Instructions to follow: How many lines of the records below contain the string "schedule"? Reply with the number alone.

(Records from a data collection)
►
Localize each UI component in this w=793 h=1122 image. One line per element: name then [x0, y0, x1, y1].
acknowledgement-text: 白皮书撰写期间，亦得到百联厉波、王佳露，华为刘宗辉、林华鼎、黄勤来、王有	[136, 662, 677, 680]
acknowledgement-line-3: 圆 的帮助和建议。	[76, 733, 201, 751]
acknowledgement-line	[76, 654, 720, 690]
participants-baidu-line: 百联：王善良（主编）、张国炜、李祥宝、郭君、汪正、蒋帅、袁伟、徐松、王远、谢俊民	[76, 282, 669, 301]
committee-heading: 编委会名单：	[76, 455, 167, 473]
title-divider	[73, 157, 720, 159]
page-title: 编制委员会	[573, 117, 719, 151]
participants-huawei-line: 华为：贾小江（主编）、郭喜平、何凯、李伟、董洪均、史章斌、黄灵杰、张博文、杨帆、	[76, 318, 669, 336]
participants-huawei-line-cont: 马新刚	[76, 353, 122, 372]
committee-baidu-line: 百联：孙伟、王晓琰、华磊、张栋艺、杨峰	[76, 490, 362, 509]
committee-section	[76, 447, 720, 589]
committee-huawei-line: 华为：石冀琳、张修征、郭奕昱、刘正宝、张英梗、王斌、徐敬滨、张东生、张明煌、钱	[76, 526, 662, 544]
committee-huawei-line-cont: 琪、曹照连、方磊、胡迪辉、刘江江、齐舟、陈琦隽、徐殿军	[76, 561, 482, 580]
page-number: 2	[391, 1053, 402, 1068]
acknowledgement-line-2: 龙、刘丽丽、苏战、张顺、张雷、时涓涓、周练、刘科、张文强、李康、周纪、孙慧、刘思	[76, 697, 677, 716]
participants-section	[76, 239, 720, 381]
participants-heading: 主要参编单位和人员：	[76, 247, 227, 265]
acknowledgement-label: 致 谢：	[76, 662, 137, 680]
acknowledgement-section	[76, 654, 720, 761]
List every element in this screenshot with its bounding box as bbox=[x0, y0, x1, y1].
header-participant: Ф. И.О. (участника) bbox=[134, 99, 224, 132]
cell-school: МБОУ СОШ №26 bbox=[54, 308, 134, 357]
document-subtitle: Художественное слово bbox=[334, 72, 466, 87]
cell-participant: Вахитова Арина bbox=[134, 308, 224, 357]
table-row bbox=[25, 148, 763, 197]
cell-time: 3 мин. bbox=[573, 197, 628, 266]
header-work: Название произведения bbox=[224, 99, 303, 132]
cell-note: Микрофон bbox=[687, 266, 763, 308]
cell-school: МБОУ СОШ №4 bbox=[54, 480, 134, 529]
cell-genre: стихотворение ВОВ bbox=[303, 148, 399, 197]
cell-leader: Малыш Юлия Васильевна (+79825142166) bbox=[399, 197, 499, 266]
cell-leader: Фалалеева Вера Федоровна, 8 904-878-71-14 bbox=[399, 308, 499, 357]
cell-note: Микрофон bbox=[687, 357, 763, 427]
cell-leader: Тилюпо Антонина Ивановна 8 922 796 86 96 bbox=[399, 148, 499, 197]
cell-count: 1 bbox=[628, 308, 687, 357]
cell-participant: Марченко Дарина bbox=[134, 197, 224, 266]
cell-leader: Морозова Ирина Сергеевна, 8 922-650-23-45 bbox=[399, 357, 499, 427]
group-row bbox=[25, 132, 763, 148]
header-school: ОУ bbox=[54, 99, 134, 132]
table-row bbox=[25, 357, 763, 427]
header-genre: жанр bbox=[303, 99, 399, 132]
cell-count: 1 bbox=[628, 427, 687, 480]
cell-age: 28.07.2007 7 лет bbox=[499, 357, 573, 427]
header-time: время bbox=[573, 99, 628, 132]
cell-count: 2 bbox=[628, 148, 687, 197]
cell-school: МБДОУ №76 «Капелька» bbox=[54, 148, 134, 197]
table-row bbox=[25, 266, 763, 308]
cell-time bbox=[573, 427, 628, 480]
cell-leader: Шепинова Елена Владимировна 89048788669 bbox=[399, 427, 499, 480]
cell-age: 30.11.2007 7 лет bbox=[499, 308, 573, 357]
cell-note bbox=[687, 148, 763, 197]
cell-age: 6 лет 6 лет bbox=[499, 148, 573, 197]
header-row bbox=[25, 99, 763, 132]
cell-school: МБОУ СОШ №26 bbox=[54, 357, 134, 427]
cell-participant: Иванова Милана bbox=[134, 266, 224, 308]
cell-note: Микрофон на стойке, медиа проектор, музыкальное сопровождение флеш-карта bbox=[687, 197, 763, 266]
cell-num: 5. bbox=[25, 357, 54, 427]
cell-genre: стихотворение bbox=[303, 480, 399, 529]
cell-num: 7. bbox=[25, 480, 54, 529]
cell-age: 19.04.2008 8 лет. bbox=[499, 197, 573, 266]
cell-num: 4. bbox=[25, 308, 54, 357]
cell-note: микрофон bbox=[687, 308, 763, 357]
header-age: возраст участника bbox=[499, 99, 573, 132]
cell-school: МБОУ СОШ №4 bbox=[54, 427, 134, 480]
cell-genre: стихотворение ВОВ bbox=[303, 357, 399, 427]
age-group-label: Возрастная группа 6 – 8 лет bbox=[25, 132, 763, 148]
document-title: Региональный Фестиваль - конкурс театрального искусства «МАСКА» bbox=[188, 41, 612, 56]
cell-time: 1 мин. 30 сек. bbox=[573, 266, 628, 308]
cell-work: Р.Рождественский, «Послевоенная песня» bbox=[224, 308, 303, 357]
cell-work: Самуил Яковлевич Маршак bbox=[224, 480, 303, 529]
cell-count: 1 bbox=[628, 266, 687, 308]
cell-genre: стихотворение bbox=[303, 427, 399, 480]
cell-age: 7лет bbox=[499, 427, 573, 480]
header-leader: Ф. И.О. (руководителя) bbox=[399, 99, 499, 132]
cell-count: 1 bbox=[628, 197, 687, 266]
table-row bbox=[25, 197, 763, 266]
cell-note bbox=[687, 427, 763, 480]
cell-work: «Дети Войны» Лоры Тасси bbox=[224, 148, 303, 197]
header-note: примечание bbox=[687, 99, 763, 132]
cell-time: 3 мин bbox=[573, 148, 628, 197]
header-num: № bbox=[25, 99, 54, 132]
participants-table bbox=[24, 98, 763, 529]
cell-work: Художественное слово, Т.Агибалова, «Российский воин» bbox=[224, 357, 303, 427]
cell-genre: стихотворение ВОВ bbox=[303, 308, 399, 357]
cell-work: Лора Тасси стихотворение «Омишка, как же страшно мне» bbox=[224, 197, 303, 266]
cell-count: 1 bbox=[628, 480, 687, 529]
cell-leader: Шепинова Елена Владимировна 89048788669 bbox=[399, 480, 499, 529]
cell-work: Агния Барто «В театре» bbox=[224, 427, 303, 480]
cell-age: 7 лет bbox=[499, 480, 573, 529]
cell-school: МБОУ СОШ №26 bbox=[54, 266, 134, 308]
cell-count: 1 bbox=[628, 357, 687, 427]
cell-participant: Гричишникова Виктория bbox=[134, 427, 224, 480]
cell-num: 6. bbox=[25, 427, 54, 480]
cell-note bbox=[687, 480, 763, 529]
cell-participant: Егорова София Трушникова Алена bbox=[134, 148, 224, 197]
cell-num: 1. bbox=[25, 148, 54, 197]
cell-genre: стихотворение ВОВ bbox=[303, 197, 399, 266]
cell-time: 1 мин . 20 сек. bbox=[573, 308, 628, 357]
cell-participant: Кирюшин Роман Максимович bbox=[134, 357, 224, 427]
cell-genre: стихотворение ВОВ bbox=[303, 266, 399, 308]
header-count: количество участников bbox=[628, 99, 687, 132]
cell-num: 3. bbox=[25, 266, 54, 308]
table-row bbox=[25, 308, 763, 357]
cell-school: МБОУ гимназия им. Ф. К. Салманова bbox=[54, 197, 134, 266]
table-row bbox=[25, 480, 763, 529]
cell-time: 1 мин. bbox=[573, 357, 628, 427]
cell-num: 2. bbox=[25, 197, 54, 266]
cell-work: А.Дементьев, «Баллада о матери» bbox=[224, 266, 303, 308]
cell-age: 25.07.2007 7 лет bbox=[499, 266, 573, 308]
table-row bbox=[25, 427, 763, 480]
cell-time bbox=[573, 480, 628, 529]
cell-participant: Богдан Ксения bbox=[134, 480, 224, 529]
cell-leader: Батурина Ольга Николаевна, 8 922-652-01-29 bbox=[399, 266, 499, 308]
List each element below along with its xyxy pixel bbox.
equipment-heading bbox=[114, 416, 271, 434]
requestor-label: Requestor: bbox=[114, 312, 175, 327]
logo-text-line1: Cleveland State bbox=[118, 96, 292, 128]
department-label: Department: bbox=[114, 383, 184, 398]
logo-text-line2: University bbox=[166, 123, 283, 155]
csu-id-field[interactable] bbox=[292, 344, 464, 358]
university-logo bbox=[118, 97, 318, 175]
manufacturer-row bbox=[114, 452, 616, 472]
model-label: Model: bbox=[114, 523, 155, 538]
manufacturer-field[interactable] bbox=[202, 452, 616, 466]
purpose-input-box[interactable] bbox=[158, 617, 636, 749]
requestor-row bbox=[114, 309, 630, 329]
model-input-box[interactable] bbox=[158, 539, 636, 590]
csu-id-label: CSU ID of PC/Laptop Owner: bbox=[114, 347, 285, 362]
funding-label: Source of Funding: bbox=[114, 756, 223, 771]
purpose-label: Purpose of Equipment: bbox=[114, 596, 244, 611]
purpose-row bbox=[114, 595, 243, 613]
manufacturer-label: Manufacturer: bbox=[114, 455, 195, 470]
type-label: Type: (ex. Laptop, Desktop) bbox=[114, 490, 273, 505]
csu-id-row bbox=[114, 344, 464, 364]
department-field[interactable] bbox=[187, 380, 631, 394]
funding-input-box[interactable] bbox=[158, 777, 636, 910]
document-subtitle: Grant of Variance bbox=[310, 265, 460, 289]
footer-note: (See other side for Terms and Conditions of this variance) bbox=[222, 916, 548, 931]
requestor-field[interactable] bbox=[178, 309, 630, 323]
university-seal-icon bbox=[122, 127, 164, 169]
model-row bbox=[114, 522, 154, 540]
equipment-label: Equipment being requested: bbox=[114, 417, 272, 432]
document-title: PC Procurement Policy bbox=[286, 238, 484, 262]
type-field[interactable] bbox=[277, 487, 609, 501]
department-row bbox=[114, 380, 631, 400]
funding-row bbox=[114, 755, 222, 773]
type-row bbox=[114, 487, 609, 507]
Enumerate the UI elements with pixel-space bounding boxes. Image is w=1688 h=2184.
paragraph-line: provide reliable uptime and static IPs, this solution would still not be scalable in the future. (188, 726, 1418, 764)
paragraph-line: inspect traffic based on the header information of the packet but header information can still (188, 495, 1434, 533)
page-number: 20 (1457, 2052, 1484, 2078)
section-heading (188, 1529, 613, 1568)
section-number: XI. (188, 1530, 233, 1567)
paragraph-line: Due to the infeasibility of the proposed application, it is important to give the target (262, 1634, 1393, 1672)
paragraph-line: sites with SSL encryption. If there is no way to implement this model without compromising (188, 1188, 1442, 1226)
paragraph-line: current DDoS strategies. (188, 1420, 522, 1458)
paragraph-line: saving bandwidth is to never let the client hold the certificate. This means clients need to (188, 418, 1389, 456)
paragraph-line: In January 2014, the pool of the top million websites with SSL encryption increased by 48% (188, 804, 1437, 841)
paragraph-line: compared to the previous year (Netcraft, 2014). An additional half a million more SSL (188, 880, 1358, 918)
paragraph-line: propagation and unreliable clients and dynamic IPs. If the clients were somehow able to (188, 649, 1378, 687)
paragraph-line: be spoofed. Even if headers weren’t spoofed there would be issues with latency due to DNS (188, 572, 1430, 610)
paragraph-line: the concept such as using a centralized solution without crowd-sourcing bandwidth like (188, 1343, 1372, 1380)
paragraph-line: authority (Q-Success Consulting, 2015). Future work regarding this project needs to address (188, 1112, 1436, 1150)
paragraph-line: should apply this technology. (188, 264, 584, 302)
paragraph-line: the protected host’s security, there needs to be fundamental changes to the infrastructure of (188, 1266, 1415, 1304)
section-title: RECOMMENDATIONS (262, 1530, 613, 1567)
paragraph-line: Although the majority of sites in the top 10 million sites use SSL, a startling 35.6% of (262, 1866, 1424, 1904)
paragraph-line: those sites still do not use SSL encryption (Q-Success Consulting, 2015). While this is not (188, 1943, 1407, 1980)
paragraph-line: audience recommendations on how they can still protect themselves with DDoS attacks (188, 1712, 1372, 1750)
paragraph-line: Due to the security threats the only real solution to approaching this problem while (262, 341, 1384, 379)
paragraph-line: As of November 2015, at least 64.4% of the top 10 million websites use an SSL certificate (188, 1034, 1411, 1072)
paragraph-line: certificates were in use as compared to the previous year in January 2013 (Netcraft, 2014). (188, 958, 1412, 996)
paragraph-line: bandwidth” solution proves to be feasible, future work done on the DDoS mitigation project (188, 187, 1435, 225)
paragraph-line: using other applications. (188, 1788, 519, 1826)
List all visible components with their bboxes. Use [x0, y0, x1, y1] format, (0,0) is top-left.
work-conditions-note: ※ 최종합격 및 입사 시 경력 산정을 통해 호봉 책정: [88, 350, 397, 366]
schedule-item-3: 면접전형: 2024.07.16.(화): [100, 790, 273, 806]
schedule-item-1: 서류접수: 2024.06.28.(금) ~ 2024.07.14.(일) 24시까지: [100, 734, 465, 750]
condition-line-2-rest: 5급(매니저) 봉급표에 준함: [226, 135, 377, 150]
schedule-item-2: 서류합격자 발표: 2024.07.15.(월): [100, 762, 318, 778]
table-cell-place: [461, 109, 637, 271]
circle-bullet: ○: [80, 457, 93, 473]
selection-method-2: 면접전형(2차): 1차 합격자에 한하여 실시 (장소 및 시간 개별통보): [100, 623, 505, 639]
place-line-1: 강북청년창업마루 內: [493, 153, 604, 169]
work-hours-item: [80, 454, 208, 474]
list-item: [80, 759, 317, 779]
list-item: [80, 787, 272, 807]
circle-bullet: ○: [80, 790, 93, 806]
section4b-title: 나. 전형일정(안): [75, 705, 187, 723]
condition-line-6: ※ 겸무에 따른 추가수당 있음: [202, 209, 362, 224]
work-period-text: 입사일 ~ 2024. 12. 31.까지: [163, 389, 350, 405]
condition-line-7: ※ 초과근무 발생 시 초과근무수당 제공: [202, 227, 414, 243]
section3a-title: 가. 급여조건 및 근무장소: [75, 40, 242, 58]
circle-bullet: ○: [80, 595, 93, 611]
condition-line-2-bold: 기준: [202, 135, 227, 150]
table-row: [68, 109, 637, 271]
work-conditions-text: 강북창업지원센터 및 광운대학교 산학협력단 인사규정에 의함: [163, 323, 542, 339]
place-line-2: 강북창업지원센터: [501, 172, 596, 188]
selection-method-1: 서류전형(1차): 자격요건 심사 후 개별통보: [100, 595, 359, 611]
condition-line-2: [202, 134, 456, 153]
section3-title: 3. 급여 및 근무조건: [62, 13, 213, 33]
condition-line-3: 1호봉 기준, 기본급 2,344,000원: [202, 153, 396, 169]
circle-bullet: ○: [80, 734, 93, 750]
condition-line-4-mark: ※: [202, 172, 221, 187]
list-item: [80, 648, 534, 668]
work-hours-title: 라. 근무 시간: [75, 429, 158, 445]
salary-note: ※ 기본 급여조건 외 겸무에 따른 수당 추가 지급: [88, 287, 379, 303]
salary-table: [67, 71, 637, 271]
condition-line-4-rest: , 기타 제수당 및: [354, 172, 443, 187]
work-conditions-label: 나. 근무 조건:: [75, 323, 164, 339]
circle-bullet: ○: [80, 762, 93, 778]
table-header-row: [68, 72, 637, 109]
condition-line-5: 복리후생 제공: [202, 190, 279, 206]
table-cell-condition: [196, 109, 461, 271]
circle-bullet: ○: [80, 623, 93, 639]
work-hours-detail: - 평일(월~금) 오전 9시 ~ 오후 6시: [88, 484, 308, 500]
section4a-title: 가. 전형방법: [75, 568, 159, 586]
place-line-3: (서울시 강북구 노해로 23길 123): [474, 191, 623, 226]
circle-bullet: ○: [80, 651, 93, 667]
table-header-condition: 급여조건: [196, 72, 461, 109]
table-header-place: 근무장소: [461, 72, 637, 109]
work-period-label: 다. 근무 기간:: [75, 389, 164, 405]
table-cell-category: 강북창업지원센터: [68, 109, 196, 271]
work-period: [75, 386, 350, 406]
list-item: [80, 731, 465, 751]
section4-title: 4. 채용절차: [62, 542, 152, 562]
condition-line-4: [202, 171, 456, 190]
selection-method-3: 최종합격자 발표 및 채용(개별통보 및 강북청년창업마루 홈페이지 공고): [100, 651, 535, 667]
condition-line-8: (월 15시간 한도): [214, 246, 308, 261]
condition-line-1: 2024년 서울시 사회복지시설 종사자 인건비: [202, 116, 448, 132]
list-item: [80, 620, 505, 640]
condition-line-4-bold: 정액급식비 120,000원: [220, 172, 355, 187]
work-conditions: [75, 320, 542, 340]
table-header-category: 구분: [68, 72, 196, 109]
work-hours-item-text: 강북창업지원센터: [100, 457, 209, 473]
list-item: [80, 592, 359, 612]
◄
Response below: 3